■ **The problem**:
Output every line exactly as written. Leave out pictures.

(begin)

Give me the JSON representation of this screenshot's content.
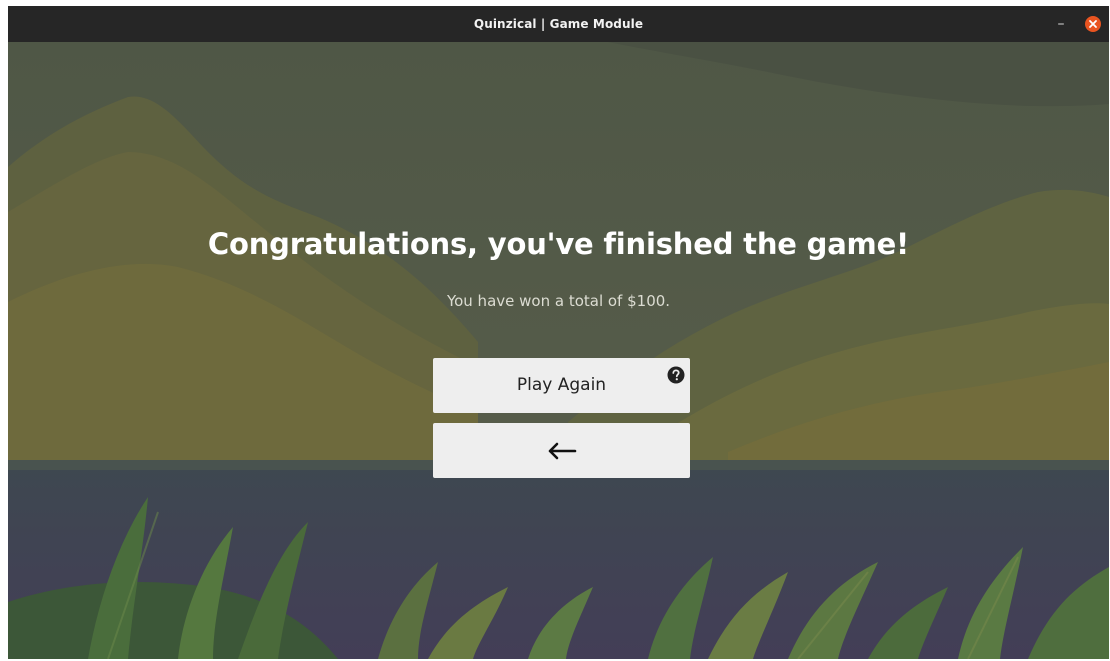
{
  "window": {
    "title": "Quinzical | Game Module",
    "minimize_glyph": "–",
    "close_icon": "close-icon",
    "close_color": "#e95420"
  },
  "game_over": {
    "heading": "Congratulations, you've finished the game!",
    "winnings_text": "You have won a total of $100."
  },
  "buttons": {
    "play_again_label": "Play Again",
    "help_icon": "question-circle-icon",
    "back_icon": "arrow-left-icon"
  },
  "colors": {
    "button_bg": "#eeeeee",
    "heading": "#ffffff",
    "subtext": "#dcdcd2"
  }
}
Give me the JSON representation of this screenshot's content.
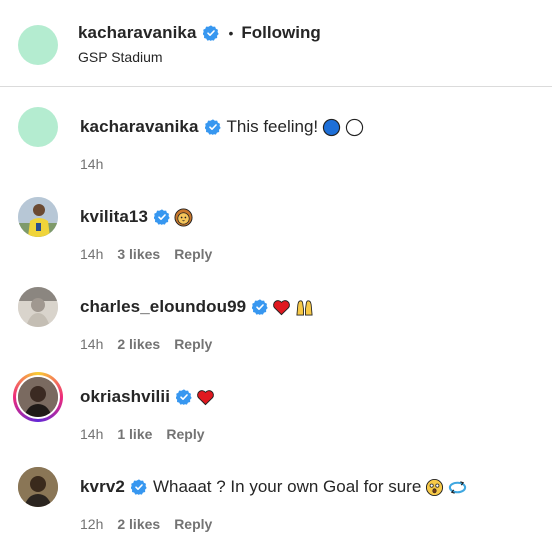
{
  "post_header": {
    "username": "kacharavanika",
    "verified": true,
    "separator": "•",
    "follow_status": "Following",
    "location": "GSP Stadium"
  },
  "comments": [
    {
      "username": "kacharavanika",
      "verified": true,
      "text": "This feeling!",
      "emojis": [
        "blue-circle-emoji",
        "white-circle-emoji"
      ],
      "time": "14h",
      "likes": "",
      "reply": ""
    },
    {
      "username": "kvilita13",
      "verified": true,
      "text": "",
      "emojis": [
        "lion-face-emoji"
      ],
      "time": "14h",
      "likes": "3 likes",
      "reply": "Reply"
    },
    {
      "username": "charles_eloundou99",
      "verified": true,
      "text": "",
      "emojis": [
        "red-heart-emoji",
        "raising-hands-emoji"
      ],
      "time": "14h",
      "likes": "2 likes",
      "reply": "Reply"
    },
    {
      "username": "okriashvilii",
      "verified": true,
      "text": "",
      "emojis": [
        "red-heart-emoji"
      ],
      "time": "14h",
      "likes": "1 like",
      "reply": "Reply"
    },
    {
      "username": "kvrv2",
      "verified": true,
      "text": "Whaaat ? In your own Goal for sure",
      "emojis": [
        "astonished-face-emoji",
        "repeat-arrows-emoji"
      ],
      "time": "12h",
      "likes": "2 likes",
      "reply": "Reply"
    }
  ],
  "colors": {
    "verified_blue": "#3797f0",
    "secondary_text": "#737373",
    "divider": "#dbdbdb",
    "mint_avatar": "#b4ecd0"
  }
}
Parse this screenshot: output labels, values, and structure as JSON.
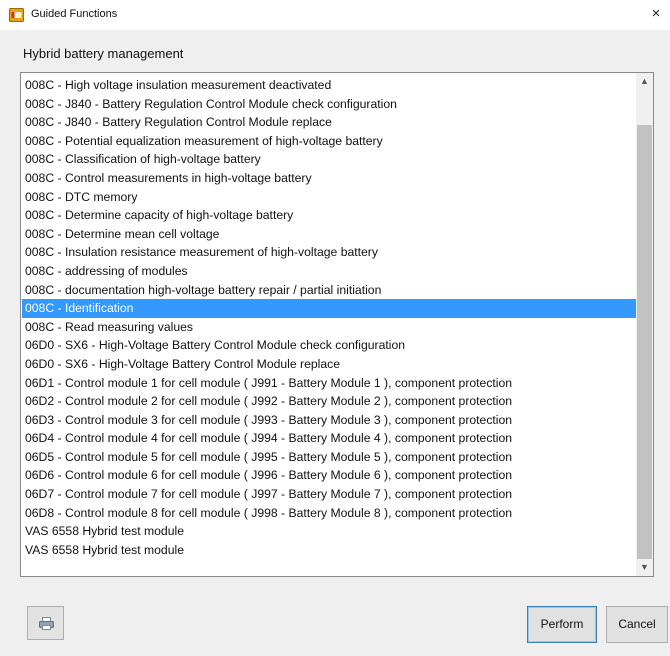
{
  "window": {
    "title": "Guided Functions",
    "close_label": "×"
  },
  "section": {
    "label": "Hybrid battery management"
  },
  "list": {
    "selected_index": 12,
    "items": [
      "008C  -  High voltage insulation measurement  deactivated",
      "008C  -  J840 - Battery Regulation Control Module  check configuration",
      "008C  -  J840 - Battery Regulation Control Module  replace",
      "008C  -  Potential equalization measurement  of high-voltage battery",
      "008C  - Classification of high-voltage battery",
      "008C  - Control measurements in high-voltage battery",
      "008C  - DTC memory",
      "008C  - Determine capacity of high-voltage battery",
      "008C  - Determine mean cell voltage",
      "008C  - Insulation resistance measurement of high-voltage battery",
      "008C  - addressing of modules",
      "008C  - documentation high-voltage battery repair / partial initiation",
      "008C - Identification",
      "008C - Read measuring values",
      "06D0  -  SX6 - High-Voltage Battery Control Module  check configuration",
      "06D0  -  SX6 - High-Voltage Battery Control Module  replace",
      "06D1 - Control module 1 for cell module  ( J991 - Battery Module 1 ), component protection",
      "06D2 - Control module 2 for cell module  ( J992 - Battery Module 2 ), component protection",
      "06D3 - Control module 3 for cell module  ( J993 - Battery Module 3 ), component protection",
      "06D4 - Control module 4 for cell module  ( J994 - Battery Module 4 ), component protection",
      "06D5 - Control module 5 for cell module  ( J995 - Battery Module 5 ), component protection",
      "06D6 - Control module 6 for cell module  ( J996 - Battery Module 6 ), component protection",
      "06D7 - Control module 7 for cell module  ( J997 - Battery Module 7 ), component protection",
      "06D8 - Control module 8 for cell module  ( J998 - Battery Module 8 ), component protection",
      "VAS 6558 Hybrid test module",
      "VAS 6558 Hybrid test module"
    ]
  },
  "scrollbar": {
    "up_glyph": "▲",
    "down_glyph": "▼"
  },
  "buttons": {
    "perform_label": "Perform",
    "cancel_label": "Cancel"
  },
  "colors": {
    "selection": "#3399ff",
    "app_icon": "#e8a21a"
  }
}
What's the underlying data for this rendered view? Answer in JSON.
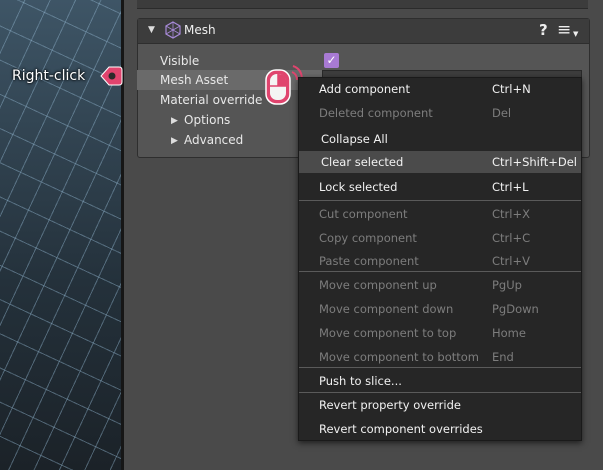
{
  "component": {
    "title": "Mesh",
    "help_glyph": "?",
    "menu_glyph": "≡",
    "collapse_glyph": "▼"
  },
  "properties": {
    "visible": "Visible",
    "mesh_asset": "Mesh Asset",
    "material_override": "Material override",
    "options": "Options",
    "advanced": "Advanced",
    "checkbox_glyph": "✓"
  },
  "callout": {
    "label": "Right-click"
  },
  "context_menu": {
    "items": [
      {
        "label": "Add component",
        "shortcut": "Ctrl+N",
        "enabled": true
      },
      {
        "label": "Deleted component",
        "shortcut": "Del",
        "enabled": false
      },
      {
        "label": "Collapse All",
        "shortcut": "",
        "enabled": true
      },
      {
        "label": "Clear selected",
        "shortcut": "Ctrl+Shift+Del",
        "enabled": true,
        "highlighted": true
      },
      {
        "label": "Lock selected",
        "shortcut": "Ctrl+L",
        "enabled": true
      },
      {
        "label": "Cut component",
        "shortcut": "Ctrl+X",
        "enabled": false
      },
      {
        "label": "Copy component",
        "shortcut": "Ctrl+C",
        "enabled": false
      },
      {
        "label": "Paste component",
        "shortcut": "Ctrl+V",
        "enabled": false
      },
      {
        "label": "Move component up",
        "shortcut": "PgUp",
        "enabled": false
      },
      {
        "label": "Move component down",
        "shortcut": "PgDown",
        "enabled": false
      },
      {
        "label": "Move component to top",
        "shortcut": "Home",
        "enabled": false
      },
      {
        "label": "Move component to bottom",
        "shortcut": "End",
        "enabled": false
      },
      {
        "label": "Push to slice...",
        "shortcut": "",
        "enabled": true
      },
      {
        "label": "Revert property override",
        "shortcut": "",
        "enabled": true
      },
      {
        "label": "Revert component overrides",
        "shortcut": "",
        "enabled": true
      }
    ]
  },
  "colors": {
    "accent_purple": "#a87ad4",
    "callout_pink": "#e0446e",
    "menu_bg": "#262626",
    "menu_highlight": "#4b4b4b"
  }
}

(end)

■ **Solution**:
Give me the JSON representation of this screenshot's content.
{
  "window": {
    "title": "Quinzical | Game Module",
    "minimize_glyph": "–",
    "close_icon": "close-icon",
    "close_color": "#e95420"
  },
  "game_over": {
    "heading": "Congratulations, you've finished the game!",
    "winnings_text": "You have won a total of $100."
  },
  "buttons": {
    "play_again_label": "Play Again",
    "help_icon": "question-circle-icon",
    "back_icon": "arrow-left-icon"
  },
  "colors": {
    "button_bg": "#eeeeee",
    "heading": "#ffffff",
    "subtext": "#dcdcd2"
  }
}
Give me the JSON representation of this screenshot's content.
{
  "post_header": {
    "username": "kacharavanika",
    "verified": true,
    "separator": "•",
    "follow_status": "Following",
    "location": "GSP Stadium"
  },
  "comments": [
    {
      "username": "kacharavanika",
      "verified": true,
      "text": "This feeling!",
      "emojis": [
        "blue-circle-emoji",
        "white-circle-emoji"
      ],
      "time": "14h",
      "likes": "",
      "reply": ""
    },
    {
      "username": "kvilita13",
      "verified": true,
      "text": "",
      "emojis": [
        "lion-face-emoji"
      ],
      "time": "14h",
      "likes": "3 likes",
      "reply": "Reply"
    },
    {
      "username": "charles_eloundou99",
      "verified": true,
      "text": "",
      "emojis": [
        "red-heart-emoji",
        "raising-hands-emoji"
      ],
      "time": "14h",
      "likes": "2 likes",
      "reply": "Reply"
    },
    {
      "username": "okriashvilii",
      "verified": true,
      "text": "",
      "emojis": [
        "red-heart-emoji"
      ],
      "time": "14h",
      "likes": "1 like",
      "reply": "Reply"
    },
    {
      "username": "kvrv2",
      "verified": true,
      "text": "Whaaat ? In your own Goal for sure",
      "emojis": [
        "astonished-face-emoji",
        "repeat-arrows-emoji"
      ],
      "time": "12h",
      "likes": "2 likes",
      "reply": "Reply"
    }
  ],
  "colors": {
    "verified_blue": "#3797f0",
    "secondary_text": "#737373",
    "divider": "#dbdbdb",
    "mint_avatar": "#b4ecd0"
  }
}
Parse this screenshot: output labels, values, and structure as JSON.
{
  "window": {
    "title": "Guided Functions",
    "close_label": "×"
  },
  "section": {
    "label": "Hybrid battery management"
  },
  "list": {
    "selected_index": 12,
    "items": [
      "008C  -  High voltage insulation measurement  deactivated",
      "008C  -  J840 - Battery Regulation Control Module  check configuration",
      "008C  -  J840 - Battery Regulation Control Module  replace",
      "008C  -  Potential equalization measurement  of high-voltage battery",
      "008C  - Classification of high-voltage battery",
      "008C  - Control measurements in high-voltage battery",
      "008C  - DTC memory",
      "008C  - Determine capacity of high-voltage battery",
      "008C  - Determine mean cell voltage",
      "008C  - Insulation resistance measurement of high-voltage battery",
      "008C  - addressing of modules",
      "008C  - documentation high-voltage battery repair / partial initiation",
      "008C - Identification",
      "008C - Read measuring values",
      "06D0  -  SX6 - High-Voltage Battery Control Module  check configuration",
      "06D0  -  SX6 - High-Voltage Battery Control Module  replace",
      "06D1 - Control module 1 for cell module  ( J991 - Battery Module 1 ), component protection",
      "06D2 - Control module 2 for cell module  ( J992 - Battery Module 2 ), component protection",
      "06D3 - Control module 3 for cell module  ( J993 - Battery Module 3 ), component protection",
      "06D4 - Control module 4 for cell module  ( J994 - Battery Module 4 ), component protection",
      "06D5 - Control module 5 for cell module  ( J995 - Battery Module 5 ), component protection",
      "06D6 - Control module 6 for cell module  ( J996 - Battery Module 6 ), component protection",
      "06D7 - Control module 7 for cell module  ( J997 - Battery Module 7 ), component protection",
      "06D8 - Control module 8 for cell module  ( J998 - Battery Module 8 ), component protection",
      "VAS 6558 Hybrid test module",
      "VAS 6558 Hybrid test module"
    ]
  },
  "scrollbar": {
    "up_glyph": "▲",
    "down_glyph": "▼"
  },
  "buttons": {
    "perform_label": "Perform",
    "cancel_label": "Cancel"
  },
  "colors": {
    "selection": "#3399ff",
    "app_icon": "#e8a21a"
  }
}
What's the underlying data for this rendered view? Answer in JSON.
{
  "component": {
    "title": "Mesh",
    "help_glyph": "?",
    "menu_glyph": "≡",
    "collapse_glyph": "▼"
  },
  "properties": {
    "visible": "Visible",
    "mesh_asset": "Mesh Asset",
    "material_override": "Material override",
    "options": "Options",
    "advanced": "Advanced",
    "checkbox_glyph": "✓"
  },
  "callout": {
    "label": "Right-click"
  },
  "context_menu": {
    "items": [
      {
        "label": "Add component",
        "shortcut": "Ctrl+N",
        "enabled": true
      },
      {
        "label": "Deleted component",
        "shortcut": "Del",
        "enabled": false
      },
      {
        "label": "Collapse All",
        "shortcut": "",
        "enabled": true
      },
      {
        "label": "Clear selected",
        "shortcut": "Ctrl+Shift+Del",
        "enabled": true,
        "highlighted": true
      },
      {
        "label": "Lock selected",
        "shortcut": "Ctrl+L",
        "enabled": true
      },
      {
        "label": "Cut component",
        "shortcut": "Ctrl+X",
        "enabled": false
      },
      {
        "label": "Copy component",
        "shortcut": "Ctrl+C",
        "enabled": false
      },
      {
        "label": "Paste component",
        "shortcut": "Ctrl+V",
        "enabled": false
      },
      {
        "label": "Move component up",
        "shortcut": "PgUp",
        "enabled": false
      },
      {
        "label": "Move component down",
        "shortcut": "PgDown",
        "enabled": false
      },
      {
        "label": "Move component to top",
        "shortcut": "Home",
        "enabled": false
      },
      {
        "label": "Move component to bottom",
        "shortcut": "End",
        "enabled": false
      },
      {
        "label": "Push to slice...",
        "shortcut": "",
        "enabled": true
      },
      {
        "label": "Revert property override",
        "shortcut": "",
        "enabled": true
      },
      {
        "label": "Revert component overrides",
        "shortcut": "",
        "enabled": true
      }
    ]
  },
  "colors": {
    "accent_purple": "#a87ad4",
    "callout_pink": "#e0446e",
    "menu_bg": "#262626",
    "menu_highlight": "#4b4b4b"
  }
}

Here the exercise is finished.